• [EXERCISE AIM]:
From the listing below, tally the lines that include "this". Return only the total.

Extracted records
====================

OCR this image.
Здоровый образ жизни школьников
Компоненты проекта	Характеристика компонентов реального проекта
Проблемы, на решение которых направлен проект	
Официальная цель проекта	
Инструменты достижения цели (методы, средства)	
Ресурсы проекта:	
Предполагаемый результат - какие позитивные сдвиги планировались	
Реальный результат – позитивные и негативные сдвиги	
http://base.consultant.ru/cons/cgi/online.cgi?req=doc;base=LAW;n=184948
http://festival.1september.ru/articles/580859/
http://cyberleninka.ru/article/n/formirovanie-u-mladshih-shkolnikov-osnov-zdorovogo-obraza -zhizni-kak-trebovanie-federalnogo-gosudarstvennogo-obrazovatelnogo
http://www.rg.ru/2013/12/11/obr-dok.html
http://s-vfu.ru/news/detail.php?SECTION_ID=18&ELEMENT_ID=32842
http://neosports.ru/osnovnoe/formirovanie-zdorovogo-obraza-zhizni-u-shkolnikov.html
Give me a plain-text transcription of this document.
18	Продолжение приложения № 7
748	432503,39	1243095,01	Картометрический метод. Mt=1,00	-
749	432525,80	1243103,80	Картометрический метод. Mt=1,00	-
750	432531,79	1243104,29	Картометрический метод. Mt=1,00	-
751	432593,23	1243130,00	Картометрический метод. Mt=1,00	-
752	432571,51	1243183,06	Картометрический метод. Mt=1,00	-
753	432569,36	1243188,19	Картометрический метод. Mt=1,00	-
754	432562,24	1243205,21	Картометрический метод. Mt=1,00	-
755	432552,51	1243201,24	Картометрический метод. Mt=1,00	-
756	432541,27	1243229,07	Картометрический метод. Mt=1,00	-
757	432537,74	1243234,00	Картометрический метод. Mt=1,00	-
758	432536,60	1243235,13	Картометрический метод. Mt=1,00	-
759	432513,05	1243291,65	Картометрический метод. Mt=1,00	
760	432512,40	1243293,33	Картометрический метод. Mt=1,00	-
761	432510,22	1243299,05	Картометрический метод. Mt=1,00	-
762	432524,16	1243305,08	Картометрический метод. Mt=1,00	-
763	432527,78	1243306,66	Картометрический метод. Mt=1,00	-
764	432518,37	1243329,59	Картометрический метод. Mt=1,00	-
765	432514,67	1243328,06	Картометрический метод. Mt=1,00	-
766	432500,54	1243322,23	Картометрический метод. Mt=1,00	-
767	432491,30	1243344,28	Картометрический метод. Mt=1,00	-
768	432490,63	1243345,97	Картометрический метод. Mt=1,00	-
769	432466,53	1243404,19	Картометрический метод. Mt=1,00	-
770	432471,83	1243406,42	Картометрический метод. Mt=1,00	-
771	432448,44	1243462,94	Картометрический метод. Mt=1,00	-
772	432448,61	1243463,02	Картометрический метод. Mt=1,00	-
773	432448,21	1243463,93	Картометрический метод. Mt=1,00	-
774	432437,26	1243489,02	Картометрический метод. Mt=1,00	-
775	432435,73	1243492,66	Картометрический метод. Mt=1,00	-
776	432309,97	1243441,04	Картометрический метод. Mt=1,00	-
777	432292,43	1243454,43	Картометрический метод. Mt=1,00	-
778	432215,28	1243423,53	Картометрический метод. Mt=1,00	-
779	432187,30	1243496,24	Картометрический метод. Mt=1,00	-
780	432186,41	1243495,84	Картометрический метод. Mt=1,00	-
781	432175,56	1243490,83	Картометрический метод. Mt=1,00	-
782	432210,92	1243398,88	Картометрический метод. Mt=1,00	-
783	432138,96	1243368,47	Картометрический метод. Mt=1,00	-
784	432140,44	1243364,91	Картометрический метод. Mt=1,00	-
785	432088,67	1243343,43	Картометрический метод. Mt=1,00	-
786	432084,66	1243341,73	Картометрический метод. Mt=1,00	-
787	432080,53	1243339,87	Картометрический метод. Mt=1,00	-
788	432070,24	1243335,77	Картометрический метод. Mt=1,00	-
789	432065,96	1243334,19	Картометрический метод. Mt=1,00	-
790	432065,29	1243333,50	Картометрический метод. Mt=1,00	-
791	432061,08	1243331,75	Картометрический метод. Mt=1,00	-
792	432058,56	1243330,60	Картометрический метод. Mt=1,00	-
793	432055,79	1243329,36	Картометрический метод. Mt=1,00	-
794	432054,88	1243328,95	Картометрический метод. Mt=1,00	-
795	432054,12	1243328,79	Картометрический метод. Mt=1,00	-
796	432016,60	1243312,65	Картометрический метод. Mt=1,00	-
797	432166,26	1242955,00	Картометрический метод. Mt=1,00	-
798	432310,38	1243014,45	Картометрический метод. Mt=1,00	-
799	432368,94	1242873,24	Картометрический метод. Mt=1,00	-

====================

• [WRITTEN RESPONSE]:
2